## Task to carry out
Look over the entries that follow and work out how many lines contain "icon". State the number only.

Dataset records:
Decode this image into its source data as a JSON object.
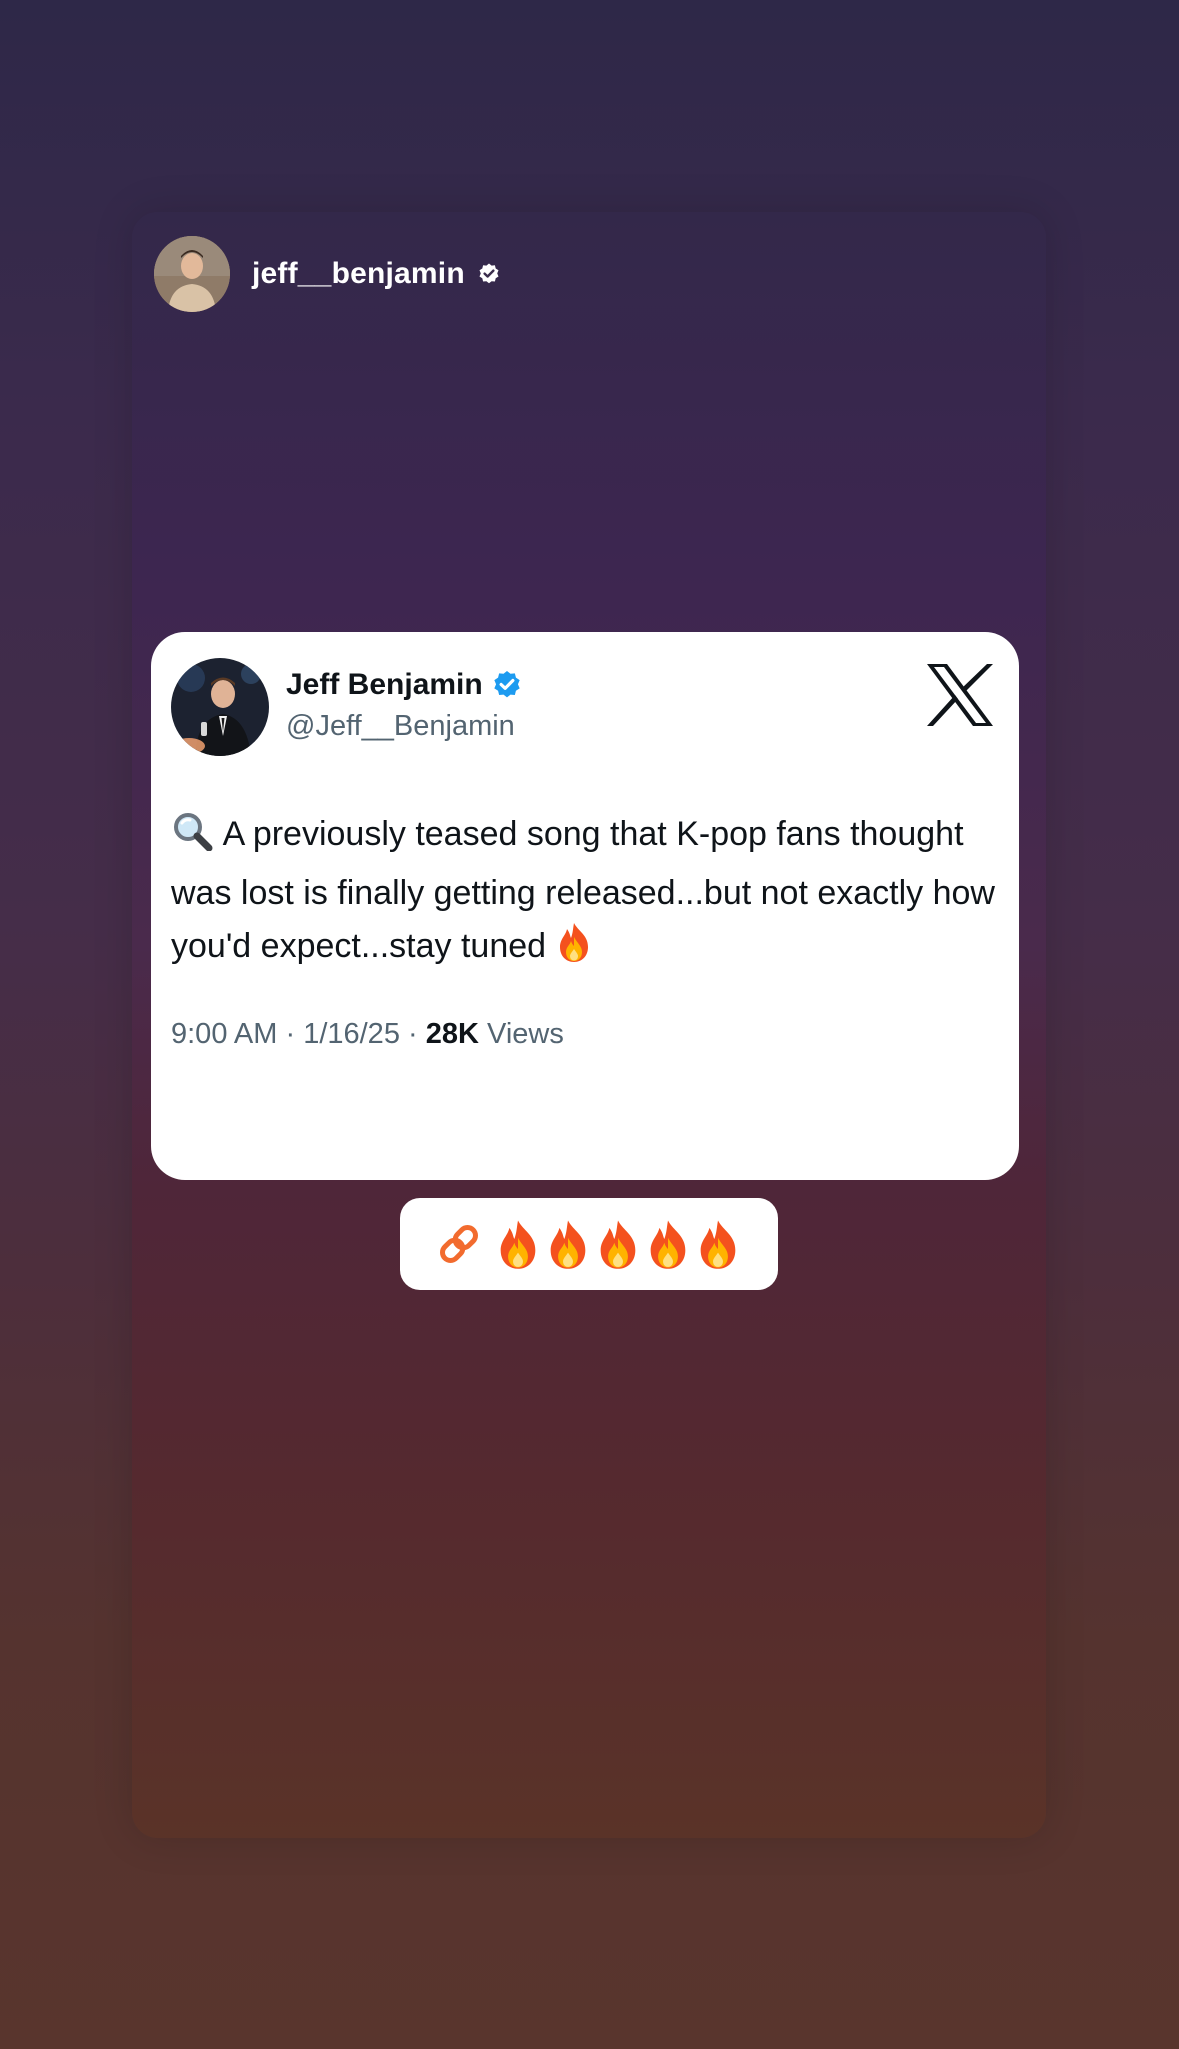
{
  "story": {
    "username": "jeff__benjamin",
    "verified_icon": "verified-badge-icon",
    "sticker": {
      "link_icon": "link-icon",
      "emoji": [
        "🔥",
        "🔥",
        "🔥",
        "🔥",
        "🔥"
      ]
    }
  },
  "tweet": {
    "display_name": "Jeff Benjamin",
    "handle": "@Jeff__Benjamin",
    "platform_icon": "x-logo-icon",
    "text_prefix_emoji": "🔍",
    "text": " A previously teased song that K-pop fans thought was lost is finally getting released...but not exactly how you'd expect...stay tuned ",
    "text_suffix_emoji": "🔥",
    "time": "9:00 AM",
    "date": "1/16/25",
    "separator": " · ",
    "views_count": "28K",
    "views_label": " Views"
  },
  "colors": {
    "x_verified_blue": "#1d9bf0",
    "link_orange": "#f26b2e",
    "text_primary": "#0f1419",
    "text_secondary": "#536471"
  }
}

## Response for this exercise
3